* START SUPPLIED RECORDS *

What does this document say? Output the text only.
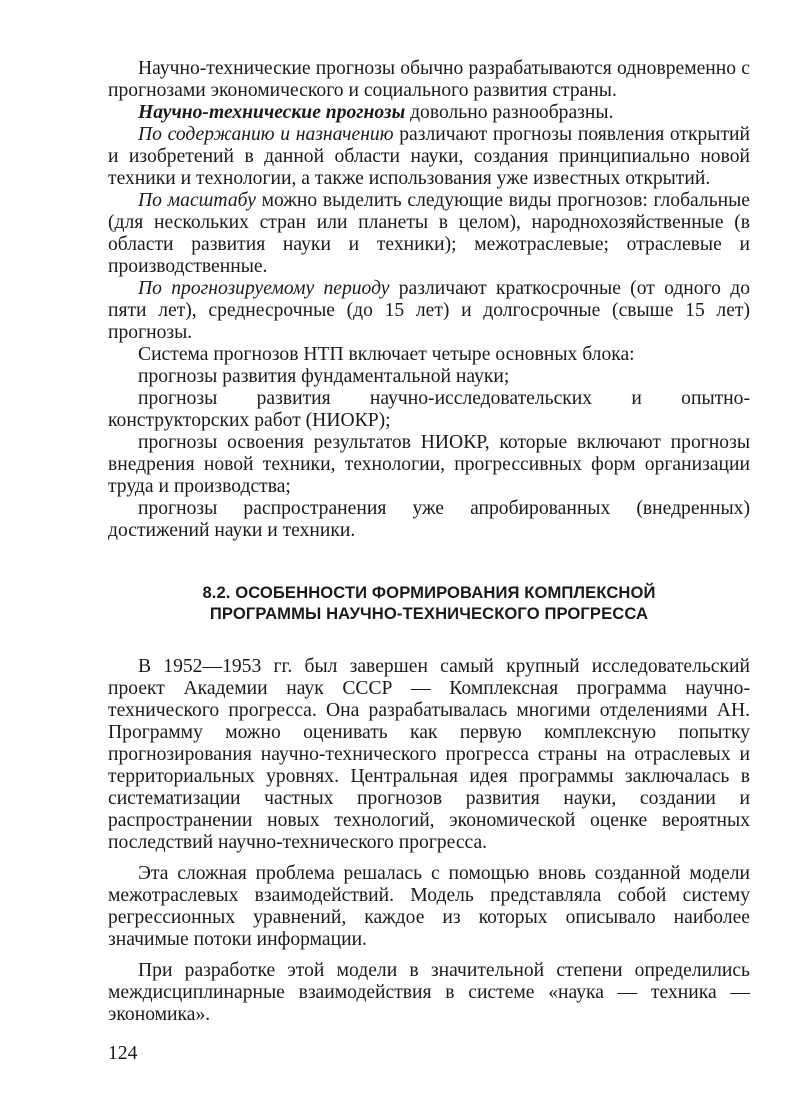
Научно-технические прогнозы обычно разрабатываются одновременно с прогнозами экономического и социального развития страны.

Научно-технические прогнозы довольно разнообразны.

По содержанию и назначению различают прогнозы появления открытий и изобретений в данной области науки, создания принципиально новой техники и технологии, а также использования уже известных открытий.

По масштабу можно выделить следующие виды прогнозов: глобальные (для нескольких стран или планеты в целом), народнохозяйственные (в области развития науки и техники); межотраслевые; отраслевые и производственные.

По прогнозируемому периоду различают краткосрочные (от одного до пяти лет), среднесрочные (до 15 лет) и долгосрочные (свыше 15 лет) прогнозы.

Система прогнозов НТП включает четыре основных блока:

прогнозы развития фундаментальной науки;

прогнозы развития научно-исследовательских и опытно-конструкторских работ (НИОКР);

прогнозы освоения результатов НИОКР, которые включают прогнозы внедрения новой техники, технологии, прогрессивных форм организации труда и производства;

прогнозы распространения уже апробированных (внедренных) достижений науки и техники.

8.2. ОСОБЕННОСТИ ФОРМИРОВАНИЯ КОМПЛЕКСНОЙ
ПРОГРАММЫ НАУЧНО-ТЕХНИЧЕСКОГО ПРОГРЕССА

В 1952—1953 гг. был завершен самый крупный исследовательский проект Академии наук СССР — Комплексная программа научно-технического прогресса. Она разрабатывалась многими отделениями АН. Программу можно оценивать как первую комплексную попытку прогнозирования научно-технического прогресса страны на отраслевых и территориальных уровнях. Центральная идея программы заключалась в систематизации частных прогнозов развития науки, создании и распространении новых технологий, экономической оценке вероятных последствий научно-технического прогресса.

Эта сложная проблема решалась с помощью вновь созданной модели межотраслевых взаимодействий. Модель представляла собой систему регрессионных уравнений, каждое из которых описывало наиболее значимые потоки информации.

При разработке этой модели в значительной степени определились междисциплинарные взаимодействия в системе «наука — техника — экономика».

124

* END SUPPLIED RECORDS *

▶ _GIVEN TASK_: Working from the lines above, reproduce the material exactly and exclude its pictures.

▶ _REPLY TO THE EXERCISE_:
What does this document say? Output the text only.
Научно-технические прогнозы обычно разрабатываются одновременно с прогнозами экономического и социального развития страны.

Научно-технические прогнозы довольно разнообразны.

По содержанию и назначению различают прогнозы появления открытий и изобретений в данной области науки, создания принципиально новой техники и технологии, а также использования уже известных открытий.

По масштабу можно выделить следующие виды прогнозов: глобальные (для нескольких стран или планеты в целом), народнохозяйственные (в области развития науки и техники); межотраслевые; отраслевые и производственные.

По прогнозируемому периоду различают краткосрочные (от одного до пяти лет), среднесрочные (до 15 лет) и долгосрочные (свыше 15 лет) прогнозы.

Система прогнозов НТП включает четыре основных блока:

прогнозы развития фундаментальной науки;

прогнозы развития научно-исследовательских и опытно-конструкторских работ (НИОКР);

прогнозы освоения результатов НИОКР, которые включают прогнозы внедрения новой техники, технологии, прогрессивных форм организации труда и производства;

прогнозы распространения уже апробированных (внедренных) достижений науки и техники.

8.2. ОСОБЕННОСТИ ФОРМИРОВАНИЯ КОМПЛЕКСНОЙ
ПРОГРАММЫ НАУЧНО-ТЕХНИЧЕСКОГО ПРОГРЕССА

В 1952—1953 гг. был завершен самый крупный исследовательский проект Академии наук СССР — Комплексная программа научно-технического прогресса. Она разрабатывалась многими отделениями АН. Программу можно оценивать как первую комплексную попытку прогнозирования научно-технического прогресса страны на отраслевых и территориальных уровнях. Центральная идея программы заключалась в систематизации частных прогнозов развития науки, создании и распространении новых технологий, экономической оценке вероятных последствий научно-технического прогресса.

Эта сложная проблема решалась с помощью вновь созданной модели межотраслевых взаимодействий. Модель представляла собой систему регрессионных уравнений, каждое из которых описывало наиболее значимые потоки информации.

При разработке этой модели в значительной степени определились междисциплинарные взаимодействия в системе «наука — техника — экономика».

124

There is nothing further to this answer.